>> start STORED ROWS
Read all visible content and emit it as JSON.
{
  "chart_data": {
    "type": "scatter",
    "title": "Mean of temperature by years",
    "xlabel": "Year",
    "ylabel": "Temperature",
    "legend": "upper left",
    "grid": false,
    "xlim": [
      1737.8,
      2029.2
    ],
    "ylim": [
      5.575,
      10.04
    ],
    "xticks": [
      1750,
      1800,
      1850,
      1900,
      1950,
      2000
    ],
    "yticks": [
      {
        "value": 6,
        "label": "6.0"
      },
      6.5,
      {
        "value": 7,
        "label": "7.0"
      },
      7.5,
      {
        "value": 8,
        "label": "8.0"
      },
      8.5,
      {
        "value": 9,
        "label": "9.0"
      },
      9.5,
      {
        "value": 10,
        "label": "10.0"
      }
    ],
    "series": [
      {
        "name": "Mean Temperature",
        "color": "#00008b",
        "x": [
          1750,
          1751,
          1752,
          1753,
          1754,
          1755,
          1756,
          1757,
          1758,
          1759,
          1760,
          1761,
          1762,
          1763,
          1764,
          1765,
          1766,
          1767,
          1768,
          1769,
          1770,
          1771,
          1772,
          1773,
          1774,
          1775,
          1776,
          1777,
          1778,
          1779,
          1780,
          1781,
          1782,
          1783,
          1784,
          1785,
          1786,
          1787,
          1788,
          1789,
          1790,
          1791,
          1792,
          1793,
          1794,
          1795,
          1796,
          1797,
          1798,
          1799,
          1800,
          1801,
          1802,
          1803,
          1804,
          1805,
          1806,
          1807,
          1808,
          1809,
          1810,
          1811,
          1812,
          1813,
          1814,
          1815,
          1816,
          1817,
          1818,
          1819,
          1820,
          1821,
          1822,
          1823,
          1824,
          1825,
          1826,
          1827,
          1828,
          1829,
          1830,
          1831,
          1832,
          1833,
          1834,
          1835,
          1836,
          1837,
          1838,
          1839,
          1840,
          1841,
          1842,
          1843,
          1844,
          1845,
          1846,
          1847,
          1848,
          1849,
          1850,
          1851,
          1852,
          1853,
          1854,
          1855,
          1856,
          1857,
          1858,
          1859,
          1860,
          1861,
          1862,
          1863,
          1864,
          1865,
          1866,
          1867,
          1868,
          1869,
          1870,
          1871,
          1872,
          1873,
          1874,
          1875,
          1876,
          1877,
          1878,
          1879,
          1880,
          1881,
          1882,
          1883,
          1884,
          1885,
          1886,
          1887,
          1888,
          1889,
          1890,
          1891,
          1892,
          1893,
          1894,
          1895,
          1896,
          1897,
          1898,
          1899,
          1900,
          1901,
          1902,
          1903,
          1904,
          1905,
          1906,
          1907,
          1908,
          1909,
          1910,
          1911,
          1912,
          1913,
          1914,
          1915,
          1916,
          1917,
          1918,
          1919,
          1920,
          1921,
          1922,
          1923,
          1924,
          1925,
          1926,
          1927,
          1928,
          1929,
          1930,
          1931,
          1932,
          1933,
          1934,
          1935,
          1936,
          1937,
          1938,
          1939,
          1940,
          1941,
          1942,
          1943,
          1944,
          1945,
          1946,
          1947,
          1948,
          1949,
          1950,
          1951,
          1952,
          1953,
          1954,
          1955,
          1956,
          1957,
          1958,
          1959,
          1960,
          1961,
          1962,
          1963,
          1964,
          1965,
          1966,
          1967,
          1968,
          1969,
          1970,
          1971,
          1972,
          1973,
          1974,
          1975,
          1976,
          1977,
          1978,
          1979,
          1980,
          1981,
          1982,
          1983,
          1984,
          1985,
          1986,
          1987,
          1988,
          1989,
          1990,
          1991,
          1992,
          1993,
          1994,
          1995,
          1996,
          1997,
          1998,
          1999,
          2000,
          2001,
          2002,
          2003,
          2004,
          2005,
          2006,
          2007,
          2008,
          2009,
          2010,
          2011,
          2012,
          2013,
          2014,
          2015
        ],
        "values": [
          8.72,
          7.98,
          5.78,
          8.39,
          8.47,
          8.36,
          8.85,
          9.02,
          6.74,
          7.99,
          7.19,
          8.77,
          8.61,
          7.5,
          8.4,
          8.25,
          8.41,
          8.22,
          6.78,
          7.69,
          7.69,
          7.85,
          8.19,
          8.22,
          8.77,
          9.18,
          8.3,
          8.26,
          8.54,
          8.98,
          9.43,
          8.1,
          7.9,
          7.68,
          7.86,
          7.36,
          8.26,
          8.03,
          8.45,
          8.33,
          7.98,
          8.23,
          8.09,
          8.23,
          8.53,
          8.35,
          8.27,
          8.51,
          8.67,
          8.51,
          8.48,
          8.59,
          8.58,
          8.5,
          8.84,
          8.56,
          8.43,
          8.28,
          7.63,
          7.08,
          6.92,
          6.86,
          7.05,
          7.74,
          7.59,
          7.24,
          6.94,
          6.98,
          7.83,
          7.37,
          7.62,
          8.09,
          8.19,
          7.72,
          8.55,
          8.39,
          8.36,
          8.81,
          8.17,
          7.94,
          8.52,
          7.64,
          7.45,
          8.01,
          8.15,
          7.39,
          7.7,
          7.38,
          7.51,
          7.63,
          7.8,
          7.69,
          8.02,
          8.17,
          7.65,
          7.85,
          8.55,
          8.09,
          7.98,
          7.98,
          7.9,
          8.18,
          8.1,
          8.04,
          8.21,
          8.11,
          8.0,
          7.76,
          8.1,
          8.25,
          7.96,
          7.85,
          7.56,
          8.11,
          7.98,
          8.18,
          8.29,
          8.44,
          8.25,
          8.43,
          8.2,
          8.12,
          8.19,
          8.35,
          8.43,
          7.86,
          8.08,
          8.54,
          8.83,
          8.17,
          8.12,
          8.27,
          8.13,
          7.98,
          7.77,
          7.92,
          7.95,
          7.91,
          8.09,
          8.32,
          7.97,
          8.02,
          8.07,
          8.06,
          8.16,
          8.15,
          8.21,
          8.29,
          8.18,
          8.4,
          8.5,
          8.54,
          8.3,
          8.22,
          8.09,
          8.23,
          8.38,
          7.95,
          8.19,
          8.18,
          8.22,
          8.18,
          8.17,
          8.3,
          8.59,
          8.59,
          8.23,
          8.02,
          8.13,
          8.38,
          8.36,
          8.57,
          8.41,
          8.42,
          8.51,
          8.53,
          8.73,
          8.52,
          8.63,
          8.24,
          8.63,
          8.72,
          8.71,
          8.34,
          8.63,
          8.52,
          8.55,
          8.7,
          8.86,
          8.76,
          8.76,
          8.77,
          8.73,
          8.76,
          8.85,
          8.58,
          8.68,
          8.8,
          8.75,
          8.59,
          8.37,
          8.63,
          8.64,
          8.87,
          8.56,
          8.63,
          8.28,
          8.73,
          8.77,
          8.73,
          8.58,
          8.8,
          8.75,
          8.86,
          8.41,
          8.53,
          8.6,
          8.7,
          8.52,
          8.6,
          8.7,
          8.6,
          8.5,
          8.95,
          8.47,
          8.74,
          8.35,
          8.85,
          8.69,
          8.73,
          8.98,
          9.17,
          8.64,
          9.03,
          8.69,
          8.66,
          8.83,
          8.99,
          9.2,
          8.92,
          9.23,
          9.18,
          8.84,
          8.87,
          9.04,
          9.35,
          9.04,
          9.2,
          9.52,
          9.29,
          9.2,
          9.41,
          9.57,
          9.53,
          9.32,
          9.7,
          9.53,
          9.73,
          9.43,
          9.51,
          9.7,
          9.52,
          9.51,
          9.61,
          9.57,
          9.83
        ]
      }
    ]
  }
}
>> end STORED ROWS
Give the material above again, word for word.

Read all visible content and emit it as JSON.
{
  "chart_data": {
    "type": "scatter",
    "title": "Mean of temperature by years",
    "xlabel": "Year",
    "ylabel": "Temperature",
    "legend": "upper left",
    "grid": false,
    "xlim": [
      1737.8,
      2029.2
    ],
    "ylim": [
      5.575,
      10.04
    ],
    "xticks": [
      1750,
      1800,
      1850,
      1900,
      1950,
      2000
    ],
    "yticks": [
      {
        "value": 6,
        "label": "6.0"
      },
      6.5,
      {
        "value": 7,
        "label": "7.0"
      },
      7.5,
      {
        "value": 8,
        "label": "8.0"
      },
      8.5,
      {
        "value": 9,
        "label": "9.0"
      },
      9.5,
      {
        "value": 10,
        "label": "10.0"
      }
    ],
    "series": [
      {
        "name": "Mean Temperature",
        "color": "#00008b",
        "x": [
          1750,
          1751,
          1752,
          1753,
          1754,
          1755,
          1756,
          1757,
          1758,
          1759,
          1760,
          1761,
          1762,
          1763,
          1764,
          1765,
          1766,
          1767,
          1768,
          1769,
          1770,
          1771,
          1772,
          1773,
          1774,
          1775,
          1776,
          1777,
          1778,
          1779,
          1780,
          1781,
          1782,
          1783,
          1784,
          1785,
          1786,
          1787,
          1788,
          1789,
          1790,
          1791,
          1792,
          1793,
          1794,
          1795,
          1796,
          1797,
          1798,
          1799,
          1800,
          1801,
          1802,
          1803,
          1804,
          1805,
          1806,
          1807,
          1808,
          1809,
          1810,
          1811,
          1812,
          1813,
          1814,
          1815,
          1816,
          1817,
          1818,
          1819,
          1820,
          1821,
          1822,
          1823,
          1824,
          1825,
          1826,
          1827,
          1828,
          1829,
          1830,
          1831,
          1832,
          1833,
          1834,
          1835,
          1836,
          1837,
          1838,
          1839,
          1840,
          1841,
          1842,
          1843,
          1844,
          1845,
          1846,
          1847,
          1848,
          1849,
          1850,
          1851,
          1852,
          1853,
          1854,
          1855,
          1856,
          1857,
          1858,
          1859,
          1860,
          1861,
          1862,
          1863,
          1864,
          1865,
          1866,
          1867,
          1868,
          1869,
          1870,
          1871,
          1872,
          1873,
          1874,
          1875,
          1876,
          1877,
          1878,
          1879,
          1880,
          1881,
          1882,
          1883,
          1884,
          1885,
          1886,
          1887,
          1888,
          1889,
          1890,
          1891,
          1892,
          1893,
          1894,
          1895,
          1896,
          1897,
          1898,
          1899,
          1900,
          1901,
          1902,
          1903,
          1904,
          1905,
          1906,
          1907,
          1908,
          1909,
          1910,
          1911,
          1912,
          1913,
          1914,
          1915,
          1916,
          1917,
          1918,
          1919,
          1920,
          1921,
          1922,
          1923,
          1924,
          1925,
          1926,
          1927,
          1928,
          1929,
          1930,
          1931,
          1932,
          1933,
          1934,
          1935,
          1936,
          1937,
          1938,
          1939,
          1940,
          1941,
          1942,
          1943,
          1944,
          1945,
          1946,
          1947,
          1948,
          1949,
          1950,
          1951,
          1952,
          1953,
          1954,
          1955,
          1956,
          1957,
          1958,
          1959,
          1960,
          1961,
          1962,
          1963,
          1964,
          1965,
          1966,
          1967,
          1968,
          1969,
          1970,
          1971,
          1972,
          1973,
          1974,
          1975,
          1976,
          1977,
          1978,
          1979,
          1980,
          1981,
          1982,
          1983,
          1984,
          1985,
          1986,
          1987,
          1988,
          1989,
          1990,
          1991,
          1992,
          1993,
          1994,
          1995,
          1996,
          1997,
          1998,
          1999,
          2000,
          2001,
          2002,
          2003,
          2004,
          2005,
          2006,
          2007,
          2008,
          2009,
          2010,
          2011,
          2012,
          2013,
          2014,
          2015
        ],
        "values": [
          8.72,
          7.98,
          5.78,
          8.39,
          8.47,
          8.36,
          8.85,
          9.02,
          6.74,
          7.99,
          7.19,
          8.77,
          8.61,
          7.5,
          8.4,
          8.25,
          8.41,
          8.22,
          6.78,
          7.69,
          7.69,
          7.85,
          8.19,
          8.22,
          8.77,
          9.18,
          8.3,
          8.26,
          8.54,
          8.98,
          9.43,
          8.1,
          7.9,
          7.68,
          7.86,
          7.36,
          8.26,
          8.03,
          8.45,
          8.33,
          7.98,
          8.23,
          8.09,
          8.23,
          8.53,
          8.35,
          8.27,
          8.51,
          8.67,
          8.51,
          8.48,
          8.59,
          8.58,
          8.5,
          8.84,
          8.56,
          8.43,
          8.28,
          7.63,
          7.08,
          6.92,
          6.86,
          7.05,
          7.74,
          7.59,
          7.24,
          6.94,
          6.98,
          7.83,
          7.37,
          7.62,
          8.09,
          8.19,
          7.72,
          8.55,
          8.39,
          8.36,
          8.81,
          8.17,
          7.94,
          8.52,
          7.64,
          7.45,
          8.01,
          8.15,
          7.39,
          7.7,
          7.38,
          7.51,
          7.63,
          7.8,
          7.69,
          8.02,
          8.17,
          7.65,
          7.85,
          8.55,
          8.09,
          7.98,
          7.98,
          7.9,
          8.18,
          8.1,
          8.04,
          8.21,
          8.11,
          8.0,
          7.76,
          8.1,
          8.25,
          7.96,
          7.85,
          7.56,
          8.11,
          7.98,
          8.18,
          8.29,
          8.44,
          8.25,
          8.43,
          8.2,
          8.12,
          8.19,
          8.35,
          8.43,
          7.86,
          8.08,
          8.54,
          8.83,
          8.17,
          8.12,
          8.27,
          8.13,
          7.98,
          7.77,
          7.92,
          7.95,
          7.91,
          8.09,
          8.32,
          7.97,
          8.02,
          8.07,
          8.06,
          8.16,
          8.15,
          8.21,
          8.29,
          8.18,
          8.4,
          8.5,
          8.54,
          8.3,
          8.22,
          8.09,
          8.23,
          8.38,
          7.95,
          8.19,
          8.18,
          8.22,
          8.18,
          8.17,
          8.3,
          8.59,
          8.59,
          8.23,
          8.02,
          8.13,
          8.38,
          8.36,
          8.57,
          8.41,
          8.42,
          8.51,
          8.53,
          8.73,
          8.52,
          8.63,
          8.24,
          8.63,
          8.72,
          8.71,
          8.34,
          8.63,
          8.52,
          8.55,
          8.7,
          8.86,
          8.76,
          8.76,
          8.77,
          8.73,
          8.76,
          8.85,
          8.58,
          8.68,
          8.8,
          8.75,
          8.59,
          8.37,
          8.63,
          8.64,
          8.87,
          8.56,
          8.63,
          8.28,
          8.73,
          8.77,
          8.73,
          8.58,
          8.8,
          8.75,
          8.86,
          8.41,
          8.53,
          8.6,
          8.7,
          8.52,
          8.6,
          8.7,
          8.6,
          8.5,
          8.95,
          8.47,
          8.74,
          8.35,
          8.85,
          8.69,
          8.73,
          8.98,
          9.17,
          8.64,
          9.03,
          8.69,
          8.66,
          8.83,
          8.99,
          9.2,
          8.92,
          9.23,
          9.18,
          8.84,
          8.87,
          9.04,
          9.35,
          9.04,
          9.2,
          9.52,
          9.29,
          9.2,
          9.41,
          9.57,
          9.53,
          9.32,
          9.7,
          9.53,
          9.73,
          9.43,
          9.51,
          9.7,
          9.52,
          9.51,
          9.61,
          9.57,
          9.83
        ]
      }
    ]
  }
}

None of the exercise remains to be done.